begin

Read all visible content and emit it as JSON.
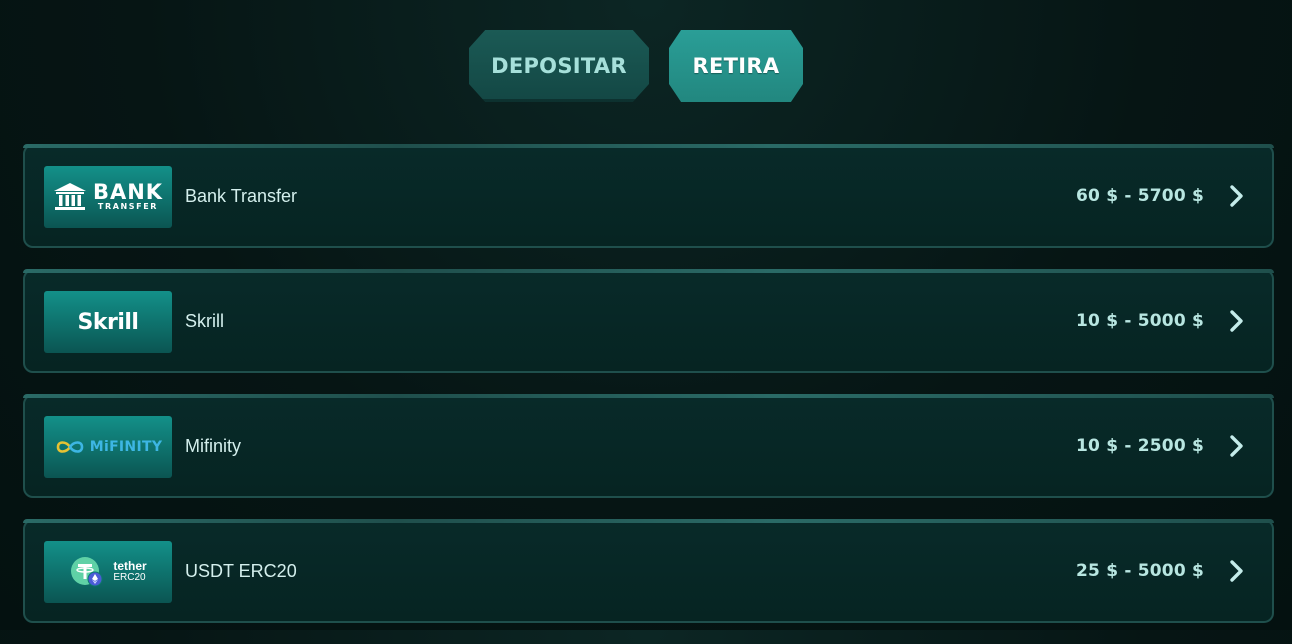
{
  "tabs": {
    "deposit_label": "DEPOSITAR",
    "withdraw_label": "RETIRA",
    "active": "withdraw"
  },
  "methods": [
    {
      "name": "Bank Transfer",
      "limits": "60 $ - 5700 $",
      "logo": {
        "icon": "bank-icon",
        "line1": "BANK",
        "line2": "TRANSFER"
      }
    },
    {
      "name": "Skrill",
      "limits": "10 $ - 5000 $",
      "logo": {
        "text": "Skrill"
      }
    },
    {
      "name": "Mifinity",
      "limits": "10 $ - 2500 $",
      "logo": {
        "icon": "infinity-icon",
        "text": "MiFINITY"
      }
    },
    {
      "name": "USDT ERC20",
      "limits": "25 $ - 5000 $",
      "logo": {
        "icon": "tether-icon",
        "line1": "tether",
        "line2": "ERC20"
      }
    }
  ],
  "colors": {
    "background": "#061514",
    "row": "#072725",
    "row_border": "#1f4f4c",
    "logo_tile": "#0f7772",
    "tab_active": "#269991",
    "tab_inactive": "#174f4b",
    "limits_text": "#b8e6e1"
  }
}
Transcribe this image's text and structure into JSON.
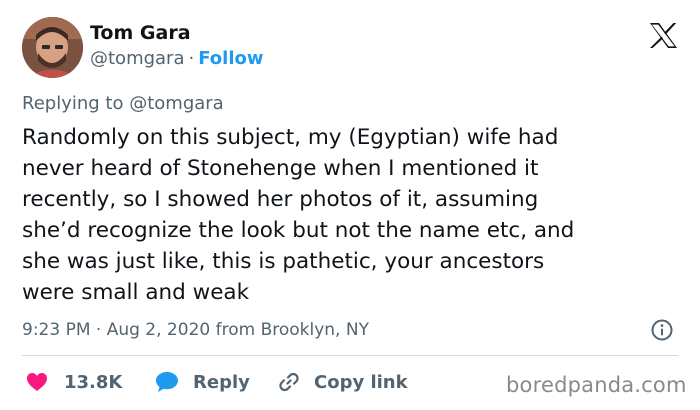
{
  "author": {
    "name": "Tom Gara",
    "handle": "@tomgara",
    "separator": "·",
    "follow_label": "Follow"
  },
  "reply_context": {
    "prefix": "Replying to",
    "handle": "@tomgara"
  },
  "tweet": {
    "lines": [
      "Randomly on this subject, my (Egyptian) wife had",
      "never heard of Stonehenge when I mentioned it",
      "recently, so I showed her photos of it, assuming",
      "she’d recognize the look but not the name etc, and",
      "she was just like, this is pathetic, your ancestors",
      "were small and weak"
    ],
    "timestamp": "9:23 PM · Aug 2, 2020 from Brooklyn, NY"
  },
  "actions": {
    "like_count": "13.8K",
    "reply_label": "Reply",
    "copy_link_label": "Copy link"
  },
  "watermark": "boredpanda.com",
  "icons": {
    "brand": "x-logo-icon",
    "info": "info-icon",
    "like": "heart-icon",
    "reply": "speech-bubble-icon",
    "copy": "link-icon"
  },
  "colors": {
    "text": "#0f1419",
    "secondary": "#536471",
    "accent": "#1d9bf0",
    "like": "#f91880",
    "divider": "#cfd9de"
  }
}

end

*TASK TO CARRY OUT*. Take the line that contains "Transcribe this image's" and every line after it to the end of the records above; quote them exactly, leaving out the pictures.

*EXERCISE RESPONSE*.
Transcribe this image's text and structure into JSON.
{
  "author": {
    "name": "Tom Gara",
    "handle": "@tomgara",
    "separator": "·",
    "follow_label": "Follow"
  },
  "reply_context": {
    "prefix": "Replying to",
    "handle": "@tomgara"
  },
  "tweet": {
    "lines": [
      "Randomly on this subject, my (Egyptian) wife had",
      "never heard of Stonehenge when I mentioned it",
      "recently, so I showed her photos of it, assuming",
      "she’d recognize the look but not the name etc, and",
      "she was just like, this is pathetic, your ancestors",
      "were small and weak"
    ],
    "timestamp": "9:23 PM · Aug 2, 2020 from Brooklyn, NY"
  },
  "actions": {
    "like_count": "13.8K",
    "reply_label": "Reply",
    "copy_link_label": "Copy link"
  },
  "watermark": "boredpanda.com",
  "icons": {
    "brand": "x-logo-icon",
    "info": "info-icon",
    "like": "heart-icon",
    "reply": "speech-bubble-icon",
    "copy": "link-icon"
  },
  "colors": {
    "text": "#0f1419",
    "secondary": "#536471",
    "accent": "#1d9bf0",
    "like": "#f91880",
    "divider": "#cfd9de"
  }
}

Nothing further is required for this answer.